▸ Problem description
Copy every line of the material below word for word.

▸ Stored data

'''

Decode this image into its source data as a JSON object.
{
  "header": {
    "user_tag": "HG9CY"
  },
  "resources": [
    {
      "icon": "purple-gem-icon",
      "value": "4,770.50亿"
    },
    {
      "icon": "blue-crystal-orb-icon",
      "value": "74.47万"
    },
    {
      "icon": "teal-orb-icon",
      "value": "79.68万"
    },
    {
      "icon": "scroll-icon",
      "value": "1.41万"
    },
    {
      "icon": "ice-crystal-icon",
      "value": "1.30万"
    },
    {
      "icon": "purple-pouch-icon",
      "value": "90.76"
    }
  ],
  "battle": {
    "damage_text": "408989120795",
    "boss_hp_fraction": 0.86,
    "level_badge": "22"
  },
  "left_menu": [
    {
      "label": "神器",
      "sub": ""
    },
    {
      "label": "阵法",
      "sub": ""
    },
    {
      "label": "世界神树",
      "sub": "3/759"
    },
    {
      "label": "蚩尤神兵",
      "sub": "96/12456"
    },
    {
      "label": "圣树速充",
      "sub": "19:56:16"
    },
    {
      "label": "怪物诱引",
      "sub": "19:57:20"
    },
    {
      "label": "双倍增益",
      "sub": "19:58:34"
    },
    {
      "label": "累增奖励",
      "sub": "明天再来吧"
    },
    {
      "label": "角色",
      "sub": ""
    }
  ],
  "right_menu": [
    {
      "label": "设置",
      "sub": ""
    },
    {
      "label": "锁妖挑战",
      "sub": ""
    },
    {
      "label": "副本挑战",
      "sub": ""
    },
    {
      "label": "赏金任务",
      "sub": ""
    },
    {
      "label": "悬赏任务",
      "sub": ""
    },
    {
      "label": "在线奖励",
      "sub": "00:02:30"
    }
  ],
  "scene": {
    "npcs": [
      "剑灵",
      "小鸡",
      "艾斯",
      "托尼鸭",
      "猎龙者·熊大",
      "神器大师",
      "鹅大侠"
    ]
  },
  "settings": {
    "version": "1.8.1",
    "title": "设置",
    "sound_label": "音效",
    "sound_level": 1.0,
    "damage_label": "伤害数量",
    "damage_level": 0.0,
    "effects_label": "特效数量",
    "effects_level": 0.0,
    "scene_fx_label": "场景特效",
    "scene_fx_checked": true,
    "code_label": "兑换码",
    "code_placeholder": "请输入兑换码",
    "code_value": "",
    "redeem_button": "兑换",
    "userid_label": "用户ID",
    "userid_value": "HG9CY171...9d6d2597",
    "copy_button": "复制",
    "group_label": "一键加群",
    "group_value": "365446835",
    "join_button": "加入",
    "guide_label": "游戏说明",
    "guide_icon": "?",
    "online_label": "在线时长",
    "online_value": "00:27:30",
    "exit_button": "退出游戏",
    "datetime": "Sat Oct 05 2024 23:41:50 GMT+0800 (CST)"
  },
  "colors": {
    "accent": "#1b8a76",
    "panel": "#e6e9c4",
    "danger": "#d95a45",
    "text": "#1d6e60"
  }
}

'''

▸ Answer to this problem
Decode this image into its source data as a JSON object.
{
  "header": {
    "user_tag": "HG9CY"
  },
  "resources": [
    {
      "icon": "purple-gem-icon",
      "value": "4,770.50亿"
    },
    {
      "icon": "blue-crystal-orb-icon",
      "value": "74.47万"
    },
    {
      "icon": "teal-orb-icon",
      "value": "79.68万"
    },
    {
      "icon": "scroll-icon",
      "value": "1.41万"
    },
    {
      "icon": "ice-crystal-icon",
      "value": "1.30万"
    },
    {
      "icon": "purple-pouch-icon",
      "value": "90.76"
    }
  ],
  "battle": {
    "damage_text": "408989120795",
    "boss_hp_fraction": 0.86,
    "level_badge": "22"
  },
  "left_menu": [
    {
      "label": "神器",
      "sub": ""
    },
    {
      "label": "阵法",
      "sub": ""
    },
    {
      "label": "世界神树",
      "sub": "3/759"
    },
    {
      "label": "蚩尤神兵",
      "sub": "96/12456"
    },
    {
      "label": "圣树速充",
      "sub": "19:56:16"
    },
    {
      "label": "怪物诱引",
      "sub": "19:57:20"
    },
    {
      "label": "双倍增益",
      "sub": "19:58:34"
    },
    {
      "label": "累增奖励",
      "sub": "明天再来吧"
    },
    {
      "label": "角色",
      "sub": ""
    }
  ],
  "right_menu": [
    {
      "label": "设置",
      "sub": ""
    },
    {
      "label": "锁妖挑战",
      "sub": ""
    },
    {
      "label": "副本挑战",
      "sub": ""
    },
    {
      "label": "赏金任务",
      "sub": ""
    },
    {
      "label": "悬赏任务",
      "sub": ""
    },
    {
      "label": "在线奖励",
      "sub": "00:02:30"
    }
  ],
  "scene": {
    "npcs": [
      "剑灵",
      "小鸡",
      "艾斯",
      "托尼鸭",
      "猎龙者·熊大",
      "神器大师",
      "鹅大侠"
    ]
  },
  "settings": {
    "version": "1.8.1",
    "title": "设置",
    "sound_label": "音效",
    "sound_level": 1.0,
    "damage_label": "伤害数量",
    "damage_level": 0.0,
    "effects_label": "特效数量",
    "effects_level": 0.0,
    "scene_fx_label": "场景特效",
    "scene_fx_checked": true,
    "code_label": "兑换码",
    "code_placeholder": "请输入兑换码",
    "code_value": "",
    "redeem_button": "兑换",
    "userid_label": "用户ID",
    "userid_value": "HG9CY171...9d6d2597",
    "copy_button": "复制",
    "group_label": "一键加群",
    "group_value": "365446835",
    "join_button": "加入",
    "guide_label": "游戏说明",
    "guide_icon": "?",
    "online_label": "在线时长",
    "online_value": "00:27:30",
    "exit_button": "退出游戏",
    "datetime": "Sat Oct 05 2024 23:41:50 GMT+0800 (CST)"
  },
  "colors": {
    "accent": "#1b8a76",
    "panel": "#e6e9c4",
    "danger": "#d95a45",
    "text": "#1d6e60"
  }
}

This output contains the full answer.